> Task: Check each line for the string "terre" and give only the count of lines that have it.

> Raw data:
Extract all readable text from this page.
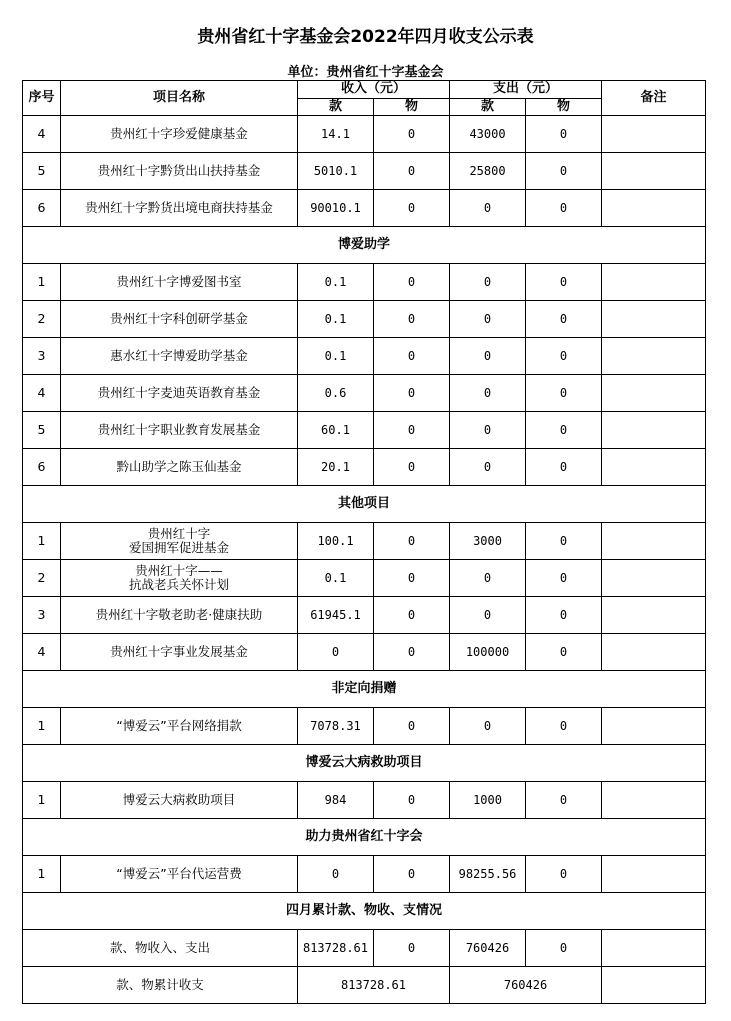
贵州省红十字基金会2022年四月收支公示表
单位：贵州省红十字基金会
序号	项目名称	收入（元）		支出（元）		备注
		款	物	款	物	
4	贵州红十字珍爱健康基金	14.1	0	43000	0	
5	贵州红十字黔货出山扶持基金	5010.1	0	25800	0	
6	贵州红十字黔货出境电商扶持基金	90010.1	0	0	0	
博爱助学						
1	贵州红十字博爱图书室	0.1	0	0	0	
2	贵州红十字科创研学基金	0.1	0	0	0	
3	惠水红十字博爱助学基金	0.1	0	0	0	
4	贵州红十字麦迪英语教育基金	0.6	0	0	0	
5	贵州红十字职业教育发展基金	60.1	0	0	0	
6	黔山助学之陈玉仙基金	20.1	0	0	0	
其他项目						
1	贵州红十字
爱国拥军促进基金	100.1	0	3000	0	
2	贵州红十字——
抗战老兵关怀计划	0.1	0	0	0	
3	贵州红十字敬老助老·健康扶助	61945.1	0	0	0	
4	贵州红十字事业发展基金	0	0	100000	0	
非定向捐赠						
1	“博爱云”平台网络捐款	7078.31	0	0	0	
博爱云大病救助项目						
1	博爱云大病救助项目	984	0	1000	0	
助力贵州省红十字会						
1	“博爱云”平台代运营费	0	0	98255.56	0	
四月累计款、物收、支情况						
款、物收入、支出		813728.61	0	760426	0	
款、物累计收支		813728.61		760426		
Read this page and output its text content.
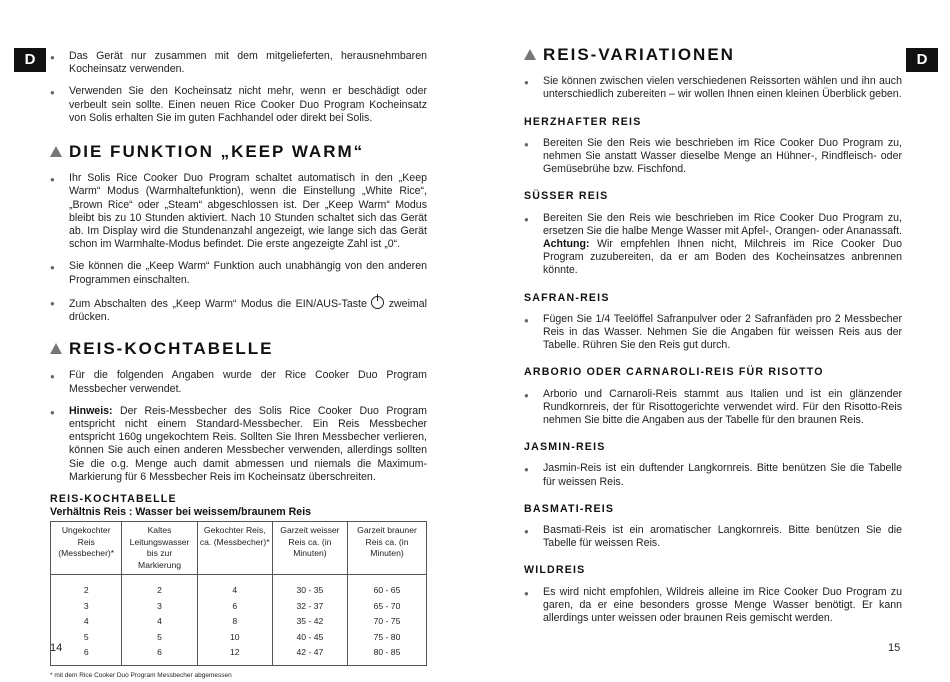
D	D
●	Das Gerät nur zusammen mit dem mitgelieferten, herausnehmbaren Kocheinsatz verwenden.
●	Verwenden Sie den Kocheinsatz nicht mehr, wenn er beschädigt oder verbeult sein sollte. Einen neuen Rice Cooker Duo Program Kocheinsatz von Solis erhalten Sie im guten Fachhandel oder direkt bei Solis.
DIE FUNKTION „KEEP WARM“
●	Ihr Solis Rice Cooker Duo Program schaltet automatisch in den „Keep Warm“ Modus (Warmhaltefunktion), wenn die Einstellung „White Rice“, „Brown Rice“ oder „Steam“ abgeschlossen ist. Der „Keep Warm“ Modus bleibt bis zu 10 Stunden aktiviert. Nach 10 Stunden schaltet sich das Gerät ab. Im Display wird die Stundenanzahl angezeigt, wie lange sich das Gerät schon im Warmhalte-Modus befindet. Die erste angezeigte Zahl ist „0“.
●	Sie können die „Keep Warm“ Funktion auch unabhängig von den anderen Programmen einschalten.
●	Zum Abschalten des „Keep Warm“ Modus die EIN/AUS-Taste  zweimal drücken.
REIS-KOCHTABELLE
●	Für die folgenden Angaben wurde der Rice Cooker Duo Program Messbecher verwendet.
●	Hinweis: Der Reis-Messbecher des Solis Rice Cooker Duo Program entspricht nicht einem Standard-Messbecher. Ein Reis Messbecher entspricht 160g ungekochtem Reis. Sollten Sie Ihren Messbecher verlieren, können Sie auch einen anderen Messbecher verwenden, allerdings sollten Sie die o.g. Menge auch damit abmessen und niemals die Maximum-Markierung für 6 Messbecher Reis im Kocheinsatz überschreiten.
REIS-KOCHTABELLE
Verhältnis Reis : Wasser bei weissem/braunem Reis
Ungekochter Reis (Messbecher)*	Kaltes Leitungswasser bis zur Markierung	Gekochter Reis, ca. (Messbecher)*	Garzeit weisser Reis ca. (in Minuten)	Garzeit brauner Reis ca. (in Minuten)
2	2	4	30 - 35	60 - 65
3	3	6	32 - 37	65 - 70
4	4	8	35 - 42	70 - 75
5	5	10	40 - 45	75 - 80
6	6	12	42 - 47	80 - 85
* mit dem Rice Cooker Duo Program Messbecher abgemessen
REIS-VARIATIONEN
●	Sie können zwischen vielen verschiedenen Reissorten wählen und ihn auch unterschiedlich zubereiten – wir wollen Ihnen einen kleinen Überblick geben.
HERZHAFTER REIS
●	Bereiten Sie den Reis wie beschrieben im Rice Cooker Duo Program zu, nehmen Sie anstatt Wasser dieselbe Menge an Hühner-, Rindfleisch- oder Gemüsebrühe bzw. Fischfond.
SÜSSER REIS
●	Bereiten Sie den Reis wie beschrieben im Rice Cooker Duo Program zu, ersetzen Sie die halbe Menge Wasser mit Apfel-, Orangen- oder Ananassaft. Achtung: Wir empfehlen Ihnen nicht, Milchreis im Rice Cooker Duo Program zuzubereiten, da er am Boden des Kocheinsatzes anbrennen könnte.
SAFRAN-REIS
●	Fügen Sie 1/4 Teelöffel Safranpulver oder 2 Safranfäden pro 2 Messbecher Reis in das Wasser. Nehmen Sie die Angaben für weissen Reis aus der Tabelle. Rühren Sie den Reis gut durch.
ARBORIO ODER CARNAROLI-REIS FÜR RISOTTO
●	Arborio und Carnaroli-Reis stammt aus Italien und ist ein glänzender Rundkornreis, der für Risottogerichte verwendet wird. Für den Risotto-Reis nehmen Sie bitte die Angaben aus der Tabelle für den braunen Reis.
JASMIN-REIS
●	Jasmin-Reis ist ein duftender Langkornreis. Bitte benützen Sie die Tabelle für weissen Reis.
BASMATI-REIS
●	Basmati-Reis ist ein aromatischer Langkornreis. Bitte benützen Sie die Tabelle für weissen Reis.
WILDREIS
●	Es wird nicht empfohlen, Wildreis alleine im Rice Cooker Duo Program zu garen, da er eine besonders grosse Menge Wasser benötigt. Er kann allerdings unter weissen oder braunen Reis gemischt werden.
14	15
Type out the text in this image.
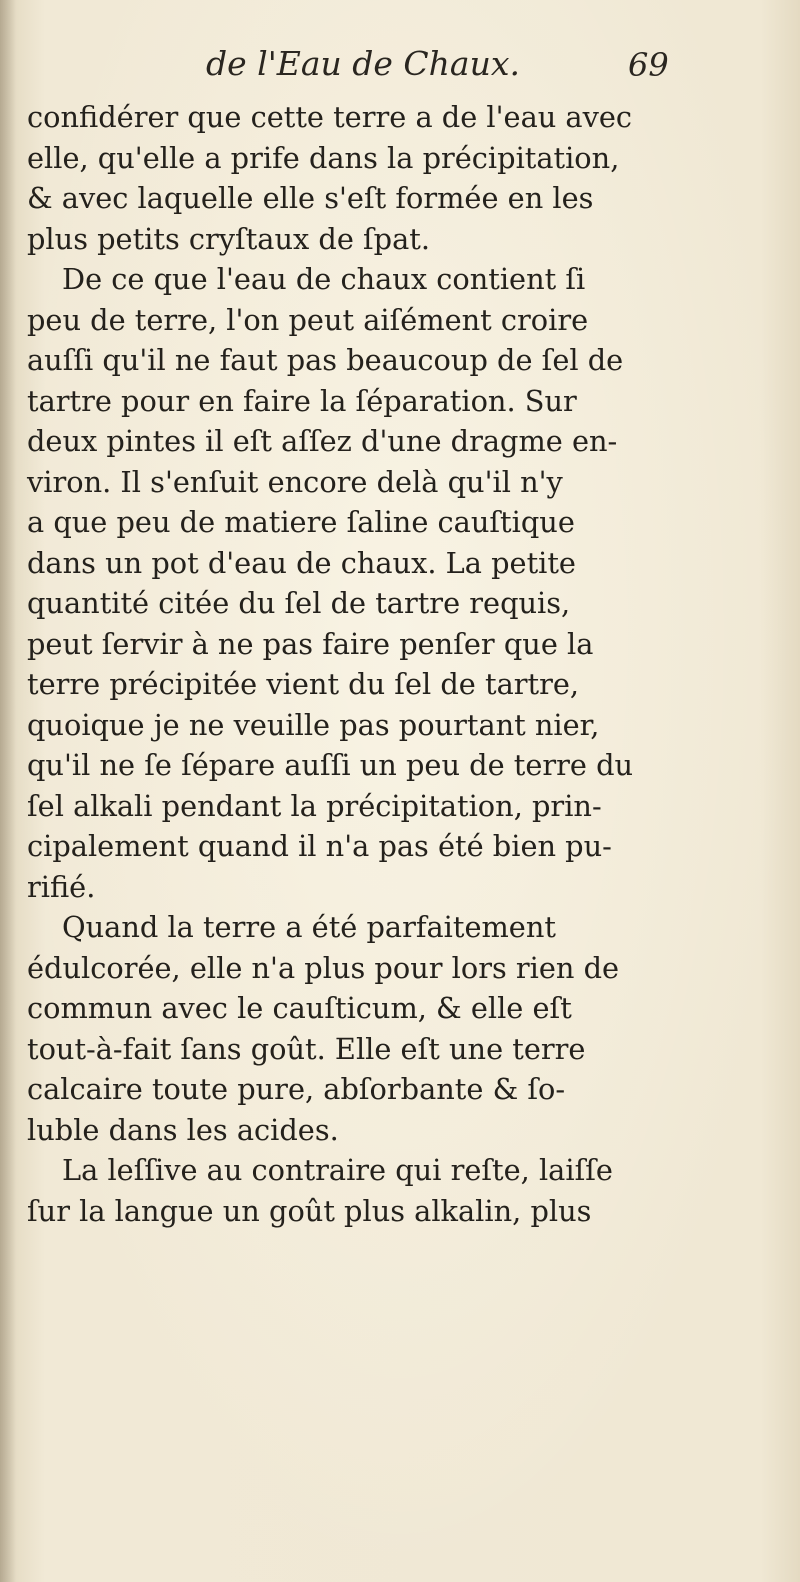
de l'Eau de Chaux.	69
confidérer que cette terre a de l'eau avec
elle, qu'elle a prife dans la précipitation,
& avec laquelle elle s'eſt formée en les
plus petits cryſtaux de ſpat.
De ce que l'eau de chaux contient ſi
peu de terre, l'on peut aiſément croire
auſſi qu'il ne faut pas beaucoup de ſel de
tartre pour en faire la ſéparation. Sur
deux pintes il eſt aſſez d'une dragme en-
viron. Il s'enſuit encore delà qu'il n'y
a que peu de matiere ſaline cauſtique
dans un pot d'eau de chaux. La petite
quantité citée du ſel de tartre requis,
peut ſervir à ne pas faire penſer que la
terre précipitée vient du ſel de tartre,
quoique je ne veuille pas pourtant nier,
qu'il ne ſe ſépare auſſi un peu de terre du
ſel alkali pendant la précipitation, prin-
cipalement quand il n'a pas été bien pu-
rifié.
Quand la terre a été parfaitement
édulcorée, elle n'a plus pour lors rien de
commun avec le cauſticum, & elle eſt
tout-à-fait ſans goût. Elle eſt une terre
calcaire toute pure, abſorbante & ſo-
luble dans les acides.
La leſſive au contraire qui reſte, laiſſe
ſur la langue un goût plus alkalin, plus
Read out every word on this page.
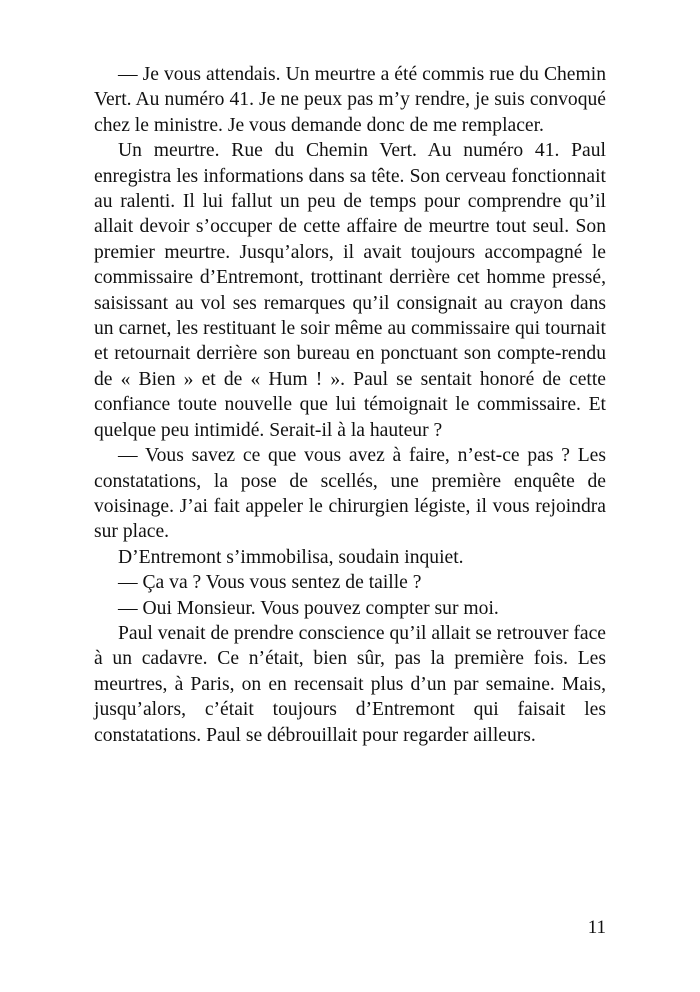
— Je vous attendais. Un meurtre a été commis rue du Chemin Vert. Au numéro 41. Je ne peux pas m’y rendre, je suis convoqué chez le ministre. Je vous demande donc de me remplacer.

Un meurtre. Rue du Chemin Vert. Au numéro 41. Paul enregistra les informations dans sa tête. Son cerveau fonctionnait au ralenti. Il lui fallut un peu de temps pour comprendre qu’il allait devoir s’occuper de cette affaire de meurtre tout seul. Son premier meurtre. Jusqu’alors, il avait toujours accompagné le commissaire d’Entremont, trottinant derrière cet homme pressé, saisissant au vol ses remarques qu’il consignait au crayon dans un carnet, les restituant le soir même au commissaire qui tournait et retournait derrière son bureau en ponctuant son compte-rendu de « Bien » et de « Hum ! ». Paul se sentait honoré de cette confiance toute nouvelle que lui témoignait le commissaire. Et quelque peu intimidé. Serait-il à la hauteur ?

— Vous savez ce que vous avez à faire, n’est-ce pas ? Les constatations, la pose de scellés, une première enquête de voisinage. J’ai fait appeler le chirurgien légiste, il vous rejoindra sur place.

D’Entremont s’immobilisa, soudain inquiet.

— Ça va ? Vous vous sentez de taille ?

— Oui Monsieur. Vous pouvez compter sur moi.

Paul venait de prendre conscience qu’il allait se retrouver face à un cadavre. Ce n’était, bien sûr, pas la première fois. Les meurtres, à Paris, on en recensait plus d’un par semaine. Mais, jusqu’alors, c’était toujours d’Entremont qui faisait les constatations. Paul se débrouillait pour regarder ailleurs.

11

> Exercise answer: 6